◆ Task requirements: Here are some records; return them all exactly.

◆ Given data:
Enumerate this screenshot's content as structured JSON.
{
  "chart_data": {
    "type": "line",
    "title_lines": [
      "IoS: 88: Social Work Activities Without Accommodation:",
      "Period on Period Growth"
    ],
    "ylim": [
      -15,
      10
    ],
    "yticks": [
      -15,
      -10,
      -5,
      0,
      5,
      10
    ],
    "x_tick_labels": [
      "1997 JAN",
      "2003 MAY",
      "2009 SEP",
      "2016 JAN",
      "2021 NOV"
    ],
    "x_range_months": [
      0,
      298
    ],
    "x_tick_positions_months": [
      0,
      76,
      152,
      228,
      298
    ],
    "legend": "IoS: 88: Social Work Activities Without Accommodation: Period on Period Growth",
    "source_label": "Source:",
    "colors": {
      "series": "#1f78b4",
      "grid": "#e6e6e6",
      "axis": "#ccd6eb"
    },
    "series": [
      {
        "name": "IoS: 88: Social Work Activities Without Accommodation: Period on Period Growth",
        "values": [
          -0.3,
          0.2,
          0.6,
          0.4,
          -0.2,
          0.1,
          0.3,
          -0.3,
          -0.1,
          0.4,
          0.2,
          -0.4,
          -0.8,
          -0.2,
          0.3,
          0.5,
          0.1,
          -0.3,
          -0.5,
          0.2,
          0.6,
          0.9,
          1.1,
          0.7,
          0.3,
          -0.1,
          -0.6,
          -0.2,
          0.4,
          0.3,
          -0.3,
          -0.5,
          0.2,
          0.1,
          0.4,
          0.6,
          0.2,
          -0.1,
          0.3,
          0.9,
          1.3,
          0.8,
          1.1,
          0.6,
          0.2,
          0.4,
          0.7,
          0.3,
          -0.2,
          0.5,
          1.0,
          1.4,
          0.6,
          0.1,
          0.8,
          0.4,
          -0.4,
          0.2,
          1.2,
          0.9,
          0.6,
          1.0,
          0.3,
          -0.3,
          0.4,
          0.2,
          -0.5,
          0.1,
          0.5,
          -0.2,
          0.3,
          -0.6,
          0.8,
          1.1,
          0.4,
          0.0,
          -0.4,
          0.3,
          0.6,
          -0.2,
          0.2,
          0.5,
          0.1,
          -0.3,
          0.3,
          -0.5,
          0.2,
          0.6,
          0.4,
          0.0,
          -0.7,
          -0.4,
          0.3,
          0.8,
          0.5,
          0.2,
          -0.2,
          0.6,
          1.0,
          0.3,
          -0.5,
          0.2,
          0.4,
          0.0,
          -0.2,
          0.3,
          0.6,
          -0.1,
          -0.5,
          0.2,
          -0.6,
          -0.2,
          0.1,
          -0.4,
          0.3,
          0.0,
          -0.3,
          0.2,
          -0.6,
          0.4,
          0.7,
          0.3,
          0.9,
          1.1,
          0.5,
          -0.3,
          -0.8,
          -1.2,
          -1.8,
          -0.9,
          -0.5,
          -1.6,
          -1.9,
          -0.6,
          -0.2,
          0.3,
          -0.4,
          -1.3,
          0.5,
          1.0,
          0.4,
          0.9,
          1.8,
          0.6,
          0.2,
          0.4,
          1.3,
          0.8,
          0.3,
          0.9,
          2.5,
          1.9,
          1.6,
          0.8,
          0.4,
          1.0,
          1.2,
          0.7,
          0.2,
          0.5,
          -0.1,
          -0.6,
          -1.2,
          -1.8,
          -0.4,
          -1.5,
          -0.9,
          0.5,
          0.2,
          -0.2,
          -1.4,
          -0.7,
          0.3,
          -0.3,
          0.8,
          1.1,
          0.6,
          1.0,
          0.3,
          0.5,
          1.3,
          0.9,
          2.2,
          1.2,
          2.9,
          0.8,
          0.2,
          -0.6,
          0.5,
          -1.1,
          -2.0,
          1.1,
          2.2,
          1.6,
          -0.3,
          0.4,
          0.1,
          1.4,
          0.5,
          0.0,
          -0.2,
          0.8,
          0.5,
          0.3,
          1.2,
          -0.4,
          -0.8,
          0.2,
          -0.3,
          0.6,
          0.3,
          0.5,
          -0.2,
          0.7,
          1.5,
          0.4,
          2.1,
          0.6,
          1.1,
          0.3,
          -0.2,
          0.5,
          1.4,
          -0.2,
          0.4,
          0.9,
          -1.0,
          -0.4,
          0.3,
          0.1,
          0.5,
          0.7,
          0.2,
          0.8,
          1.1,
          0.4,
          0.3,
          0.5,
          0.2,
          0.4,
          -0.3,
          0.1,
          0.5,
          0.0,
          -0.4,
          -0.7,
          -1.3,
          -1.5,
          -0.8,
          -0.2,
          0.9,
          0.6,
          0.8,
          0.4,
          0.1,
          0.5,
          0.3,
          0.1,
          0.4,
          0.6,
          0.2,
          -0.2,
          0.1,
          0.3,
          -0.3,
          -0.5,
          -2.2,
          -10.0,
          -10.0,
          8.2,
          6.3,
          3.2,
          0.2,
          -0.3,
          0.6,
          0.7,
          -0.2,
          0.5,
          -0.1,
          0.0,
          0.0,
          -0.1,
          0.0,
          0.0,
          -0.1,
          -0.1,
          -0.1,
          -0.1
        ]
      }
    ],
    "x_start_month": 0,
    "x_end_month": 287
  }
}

◆ Response to this task:
Enumerate this screenshot's content as structured JSON.
{
  "chart_data": {
    "type": "line",
    "title_lines": [
      "IoS: 88: Social Work Activities Without Accommodation:",
      "Period on Period Growth"
    ],
    "ylim": [
      -15,
      10
    ],
    "yticks": [
      -15,
      -10,
      -5,
      0,
      5,
      10
    ],
    "x_tick_labels": [
      "1997 JAN",
      "2003 MAY",
      "2009 SEP",
      "2016 JAN",
      "2021 NOV"
    ],
    "x_range_months": [
      0,
      298
    ],
    "x_tick_positions_months": [
      0,
      76,
      152,
      228,
      298
    ],
    "legend": "IoS: 88: Social Work Activities Without Accommodation: Period on Period Growth",
    "source_label": "Source:",
    "colors": {
      "series": "#1f78b4",
      "grid": "#e6e6e6",
      "axis": "#ccd6eb"
    },
    "series": [
      {
        "name": "IoS: 88: Social Work Activities Without Accommodation: Period on Period Growth",
        "values": [
          -0.3,
          0.2,
          0.6,
          0.4,
          -0.2,
          0.1,
          0.3,
          -0.3,
          -0.1,
          0.4,
          0.2,
          -0.4,
          -0.8,
          -0.2,
          0.3,
          0.5,
          0.1,
          -0.3,
          -0.5,
          0.2,
          0.6,
          0.9,
          1.1,
          0.7,
          0.3,
          -0.1,
          -0.6,
          -0.2,
          0.4,
          0.3,
          -0.3,
          -0.5,
          0.2,
          0.1,
          0.4,
          0.6,
          0.2,
          -0.1,
          0.3,
          0.9,
          1.3,
          0.8,
          1.1,
          0.6,
          0.2,
          0.4,
          0.7,
          0.3,
          -0.2,
          0.5,
          1.0,
          1.4,
          0.6,
          0.1,
          0.8,
          0.4,
          -0.4,
          0.2,
          1.2,
          0.9,
          0.6,
          1.0,
          0.3,
          -0.3,
          0.4,
          0.2,
          -0.5,
          0.1,
          0.5,
          -0.2,
          0.3,
          -0.6,
          0.8,
          1.1,
          0.4,
          0.0,
          -0.4,
          0.3,
          0.6,
          -0.2,
          0.2,
          0.5,
          0.1,
          -0.3,
          0.3,
          -0.5,
          0.2,
          0.6,
          0.4,
          0.0,
          -0.7,
          -0.4,
          0.3,
          0.8,
          0.5,
          0.2,
          -0.2,
          0.6,
          1.0,
          0.3,
          -0.5,
          0.2,
          0.4,
          0.0,
          -0.2,
          0.3,
          0.6,
          -0.1,
          -0.5,
          0.2,
          -0.6,
          -0.2,
          0.1,
          -0.4,
          0.3,
          0.0,
          -0.3,
          0.2,
          -0.6,
          0.4,
          0.7,
          0.3,
          0.9,
          1.1,
          0.5,
          -0.3,
          -0.8,
          -1.2,
          -1.8,
          -0.9,
          -0.5,
          -1.6,
          -1.9,
          -0.6,
          -0.2,
          0.3,
          -0.4,
          -1.3,
          0.5,
          1.0,
          0.4,
          0.9,
          1.8,
          0.6,
          0.2,
          0.4,
          1.3,
          0.8,
          0.3,
          0.9,
          2.5,
          1.9,
          1.6,
          0.8,
          0.4,
          1.0,
          1.2,
          0.7,
          0.2,
          0.5,
          -0.1,
          -0.6,
          -1.2,
          -1.8,
          -0.4,
          -1.5,
          -0.9,
          0.5,
          0.2,
          -0.2,
          -1.4,
          -0.7,
          0.3,
          -0.3,
          0.8,
          1.1,
          0.6,
          1.0,
          0.3,
          0.5,
          1.3,
          0.9,
          2.2,
          1.2,
          2.9,
          0.8,
          0.2,
          -0.6,
          0.5,
          -1.1,
          -2.0,
          1.1,
          2.2,
          1.6,
          -0.3,
          0.4,
          0.1,
          1.4,
          0.5,
          0.0,
          -0.2,
          0.8,
          0.5,
          0.3,
          1.2,
          -0.4,
          -0.8,
          0.2,
          -0.3,
          0.6,
          0.3,
          0.5,
          -0.2,
          0.7,
          1.5,
          0.4,
          2.1,
          0.6,
          1.1,
          0.3,
          -0.2,
          0.5,
          1.4,
          -0.2,
          0.4,
          0.9,
          -1.0,
          -0.4,
          0.3,
          0.1,
          0.5,
          0.7,
          0.2,
          0.8,
          1.1,
          0.4,
          0.3,
          0.5,
          0.2,
          0.4,
          -0.3,
          0.1,
          0.5,
          0.0,
          -0.4,
          -0.7,
          -1.3,
          -1.5,
          -0.8,
          -0.2,
          0.9,
          0.6,
          0.8,
          0.4,
          0.1,
          0.5,
          0.3,
          0.1,
          0.4,
          0.6,
          0.2,
          -0.2,
          0.1,
          0.3,
          -0.3,
          -0.5,
          -2.2,
          -10.0,
          -10.0,
          8.2,
          6.3,
          3.2,
          0.2,
          -0.3,
          0.6,
          0.7,
          -0.2,
          0.5,
          -0.1,
          0.0,
          0.0,
          -0.1,
          0.0,
          0.0,
          -0.1,
          -0.1,
          -0.1,
          -0.1
        ]
      }
    ],
    "x_start_month": 0,
    "x_end_month": 287
  }
}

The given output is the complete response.